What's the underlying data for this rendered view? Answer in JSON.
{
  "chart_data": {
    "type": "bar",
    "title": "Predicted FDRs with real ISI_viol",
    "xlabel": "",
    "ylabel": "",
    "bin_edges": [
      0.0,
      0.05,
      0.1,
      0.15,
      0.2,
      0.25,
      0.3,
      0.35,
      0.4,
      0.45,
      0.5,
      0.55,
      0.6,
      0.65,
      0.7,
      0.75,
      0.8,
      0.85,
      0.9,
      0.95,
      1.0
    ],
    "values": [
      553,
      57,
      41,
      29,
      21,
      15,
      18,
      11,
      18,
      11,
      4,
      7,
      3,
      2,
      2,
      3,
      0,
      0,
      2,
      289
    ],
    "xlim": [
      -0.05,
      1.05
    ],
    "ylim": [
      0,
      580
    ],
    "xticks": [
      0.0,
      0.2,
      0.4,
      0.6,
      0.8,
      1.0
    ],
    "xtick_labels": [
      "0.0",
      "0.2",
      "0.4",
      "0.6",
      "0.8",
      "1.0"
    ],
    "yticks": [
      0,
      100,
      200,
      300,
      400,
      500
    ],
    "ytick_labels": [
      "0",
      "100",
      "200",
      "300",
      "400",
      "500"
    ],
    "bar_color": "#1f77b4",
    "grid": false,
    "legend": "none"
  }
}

■ ■ ■ ■ ■ ■ ■

> [What needs to be done]
Every record shown above must be echoed exactly.

> [Task response]
What's the underlying data for this rendered view? Answer in JSON.
{
  "chart_data": {
    "type": "bar",
    "title": "Predicted FDRs with real ISI_viol",
    "xlabel": "",
    "ylabel": "",
    "bin_edges": [
      0.0,
      0.05,
      0.1,
      0.15,
      0.2,
      0.25,
      0.3,
      0.35,
      0.4,
      0.45,
      0.5,
      0.55,
      0.6,
      0.65,
      0.7,
      0.75,
      0.8,
      0.85,
      0.9,
      0.95,
      1.0
    ],
    "values": [
      553,
      57,
      41,
      29,
      21,
      15,
      18,
      11,
      18,
      11,
      4,
      7,
      3,
      2,
      2,
      3,
      0,
      0,
      2,
      289
    ],
    "xlim": [
      -0.05,
      1.05
    ],
    "ylim": [
      0,
      580
    ],
    "xticks": [
      0.0,
      0.2,
      0.4,
      0.6,
      0.8,
      1.0
    ],
    "xtick_labels": [
      "0.0",
      "0.2",
      "0.4",
      "0.6",
      "0.8",
      "1.0"
    ],
    "yticks": [
      0,
      100,
      200,
      300,
      400,
      500
    ],
    "ytick_labels": [
      "0",
      "100",
      "200",
      "300",
      "400",
      "500"
    ],
    "bar_color": "#1f77b4",
    "grid": false,
    "legend": "none"
  }
}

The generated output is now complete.